● **DIRECTIONS**
Read through the data and count the lines that contain the string "terms"; give only the result.

Collected data entries:
□ □ □ □

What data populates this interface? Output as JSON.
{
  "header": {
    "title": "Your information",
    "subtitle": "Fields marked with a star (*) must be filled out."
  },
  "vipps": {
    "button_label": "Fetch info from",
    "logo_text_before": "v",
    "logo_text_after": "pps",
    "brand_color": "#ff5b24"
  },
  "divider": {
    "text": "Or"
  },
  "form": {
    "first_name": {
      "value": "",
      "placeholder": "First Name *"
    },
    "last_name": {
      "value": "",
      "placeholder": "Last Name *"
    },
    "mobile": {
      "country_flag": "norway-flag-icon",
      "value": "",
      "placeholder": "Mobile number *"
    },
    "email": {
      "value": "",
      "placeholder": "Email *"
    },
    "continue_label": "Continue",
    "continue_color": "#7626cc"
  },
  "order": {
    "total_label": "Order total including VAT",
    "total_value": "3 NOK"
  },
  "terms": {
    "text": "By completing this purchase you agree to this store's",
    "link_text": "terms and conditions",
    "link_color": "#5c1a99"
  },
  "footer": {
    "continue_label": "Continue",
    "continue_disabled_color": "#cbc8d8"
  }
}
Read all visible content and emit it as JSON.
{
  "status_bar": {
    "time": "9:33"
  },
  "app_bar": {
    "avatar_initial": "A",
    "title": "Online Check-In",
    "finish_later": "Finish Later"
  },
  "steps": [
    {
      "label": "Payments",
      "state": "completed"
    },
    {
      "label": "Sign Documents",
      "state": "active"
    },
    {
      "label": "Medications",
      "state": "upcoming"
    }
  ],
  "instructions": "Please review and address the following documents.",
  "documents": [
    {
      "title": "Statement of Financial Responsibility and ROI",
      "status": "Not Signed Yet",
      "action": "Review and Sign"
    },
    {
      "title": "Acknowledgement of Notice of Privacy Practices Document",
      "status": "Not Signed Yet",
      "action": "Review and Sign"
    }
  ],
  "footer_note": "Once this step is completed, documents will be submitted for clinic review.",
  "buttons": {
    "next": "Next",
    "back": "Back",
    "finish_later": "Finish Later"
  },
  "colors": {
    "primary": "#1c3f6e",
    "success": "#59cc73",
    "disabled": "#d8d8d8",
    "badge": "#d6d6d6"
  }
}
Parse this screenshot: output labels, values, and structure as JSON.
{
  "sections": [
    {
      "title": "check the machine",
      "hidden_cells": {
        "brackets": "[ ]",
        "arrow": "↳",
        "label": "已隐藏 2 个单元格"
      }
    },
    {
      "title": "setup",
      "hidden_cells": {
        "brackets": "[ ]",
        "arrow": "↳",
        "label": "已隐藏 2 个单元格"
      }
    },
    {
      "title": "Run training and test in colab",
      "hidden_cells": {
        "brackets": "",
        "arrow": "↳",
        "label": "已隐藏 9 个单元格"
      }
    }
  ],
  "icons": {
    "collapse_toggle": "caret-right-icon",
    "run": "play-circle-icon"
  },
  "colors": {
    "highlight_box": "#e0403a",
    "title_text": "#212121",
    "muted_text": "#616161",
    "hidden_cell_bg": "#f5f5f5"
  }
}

□ □ □ □

● **ANSWER TO THE TASK**
2